From the listing below, select every line where the word "this" appears.

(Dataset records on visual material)
-=-=-

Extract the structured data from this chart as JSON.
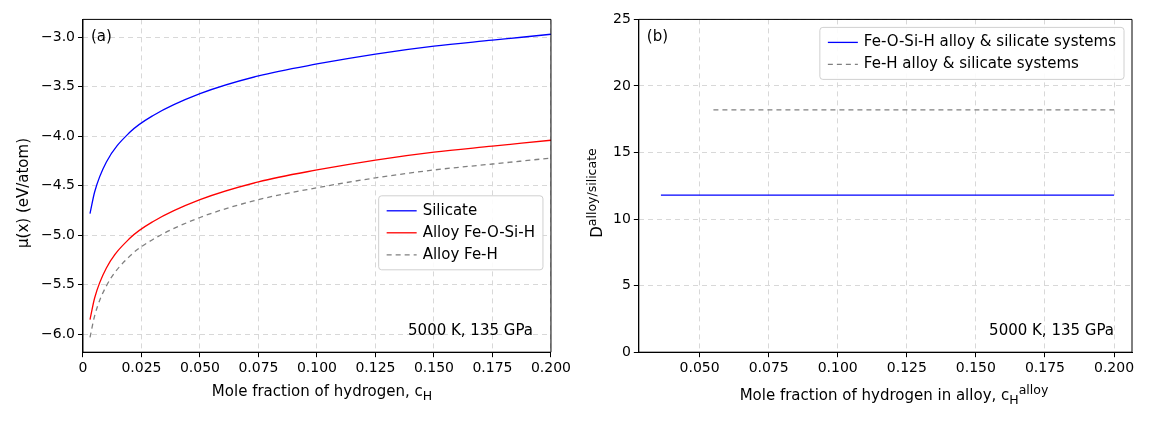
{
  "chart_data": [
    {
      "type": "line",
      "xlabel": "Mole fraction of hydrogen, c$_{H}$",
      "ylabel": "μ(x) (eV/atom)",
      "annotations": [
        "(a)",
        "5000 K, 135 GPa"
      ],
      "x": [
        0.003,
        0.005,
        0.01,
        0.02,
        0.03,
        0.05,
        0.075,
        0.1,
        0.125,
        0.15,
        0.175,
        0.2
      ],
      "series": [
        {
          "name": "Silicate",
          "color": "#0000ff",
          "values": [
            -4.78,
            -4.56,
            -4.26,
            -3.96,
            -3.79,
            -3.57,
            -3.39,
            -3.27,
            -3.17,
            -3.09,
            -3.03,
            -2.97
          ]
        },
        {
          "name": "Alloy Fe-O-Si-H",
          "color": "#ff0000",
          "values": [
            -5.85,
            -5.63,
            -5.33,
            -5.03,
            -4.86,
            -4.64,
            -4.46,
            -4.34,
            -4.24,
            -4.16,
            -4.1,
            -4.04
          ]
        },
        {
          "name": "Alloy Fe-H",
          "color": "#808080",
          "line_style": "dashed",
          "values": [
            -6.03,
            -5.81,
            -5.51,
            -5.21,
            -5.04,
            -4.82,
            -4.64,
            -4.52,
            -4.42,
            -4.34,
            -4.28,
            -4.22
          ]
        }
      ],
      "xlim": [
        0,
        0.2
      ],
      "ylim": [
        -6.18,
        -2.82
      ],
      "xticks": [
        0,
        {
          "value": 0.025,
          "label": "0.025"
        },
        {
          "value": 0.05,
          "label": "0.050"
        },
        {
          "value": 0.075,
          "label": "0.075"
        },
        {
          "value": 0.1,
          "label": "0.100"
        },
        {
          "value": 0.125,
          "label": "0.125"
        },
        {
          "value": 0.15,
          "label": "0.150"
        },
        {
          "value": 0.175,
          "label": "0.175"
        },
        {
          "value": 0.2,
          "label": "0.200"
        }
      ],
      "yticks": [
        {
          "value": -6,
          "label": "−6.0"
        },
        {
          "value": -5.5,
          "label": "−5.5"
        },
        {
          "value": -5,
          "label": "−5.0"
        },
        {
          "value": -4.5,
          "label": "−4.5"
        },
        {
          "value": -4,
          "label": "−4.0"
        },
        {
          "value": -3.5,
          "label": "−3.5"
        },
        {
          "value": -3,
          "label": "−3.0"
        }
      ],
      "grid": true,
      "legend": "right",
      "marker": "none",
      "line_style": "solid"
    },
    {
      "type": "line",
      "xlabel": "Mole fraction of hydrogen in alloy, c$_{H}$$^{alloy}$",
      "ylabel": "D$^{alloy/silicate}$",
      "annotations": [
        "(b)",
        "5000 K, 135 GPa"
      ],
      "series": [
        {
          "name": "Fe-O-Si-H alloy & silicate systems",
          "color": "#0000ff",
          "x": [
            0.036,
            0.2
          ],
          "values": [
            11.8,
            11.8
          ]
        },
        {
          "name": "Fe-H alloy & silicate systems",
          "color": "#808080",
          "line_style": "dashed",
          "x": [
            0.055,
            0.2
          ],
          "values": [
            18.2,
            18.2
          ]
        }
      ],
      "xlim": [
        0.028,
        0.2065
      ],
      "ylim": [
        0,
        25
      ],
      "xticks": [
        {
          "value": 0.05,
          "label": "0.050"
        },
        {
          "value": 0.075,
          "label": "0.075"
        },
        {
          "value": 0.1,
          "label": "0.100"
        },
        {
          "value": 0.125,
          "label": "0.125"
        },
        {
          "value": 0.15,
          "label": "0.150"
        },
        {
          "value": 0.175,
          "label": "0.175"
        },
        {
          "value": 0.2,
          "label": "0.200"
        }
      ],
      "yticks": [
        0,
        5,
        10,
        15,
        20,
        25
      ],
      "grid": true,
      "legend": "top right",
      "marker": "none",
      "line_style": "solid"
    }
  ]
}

-=-=-

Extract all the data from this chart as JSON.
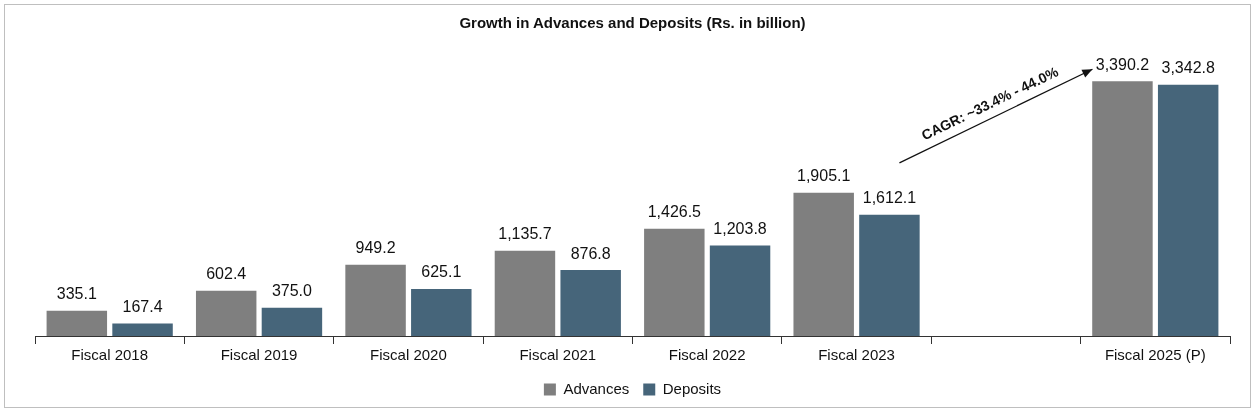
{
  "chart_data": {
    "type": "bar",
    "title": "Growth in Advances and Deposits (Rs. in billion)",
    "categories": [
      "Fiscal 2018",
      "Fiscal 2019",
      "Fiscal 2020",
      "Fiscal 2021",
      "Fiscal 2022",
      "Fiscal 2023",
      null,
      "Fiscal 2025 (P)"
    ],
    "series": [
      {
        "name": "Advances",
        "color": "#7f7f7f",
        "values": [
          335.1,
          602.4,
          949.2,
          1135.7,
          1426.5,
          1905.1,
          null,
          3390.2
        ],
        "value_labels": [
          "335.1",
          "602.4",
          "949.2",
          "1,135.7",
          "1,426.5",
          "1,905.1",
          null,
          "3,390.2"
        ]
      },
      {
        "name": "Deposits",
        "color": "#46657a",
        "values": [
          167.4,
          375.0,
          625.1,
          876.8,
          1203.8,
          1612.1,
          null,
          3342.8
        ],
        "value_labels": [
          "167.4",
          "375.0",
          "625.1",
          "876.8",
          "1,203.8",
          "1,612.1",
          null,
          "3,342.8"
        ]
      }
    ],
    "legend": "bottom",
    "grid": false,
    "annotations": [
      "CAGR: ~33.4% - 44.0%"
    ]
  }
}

-=-=-

*WORKED ANSWER*
Extract the structured data from this chart as JSON.
Extract all the data from this chart as JSON.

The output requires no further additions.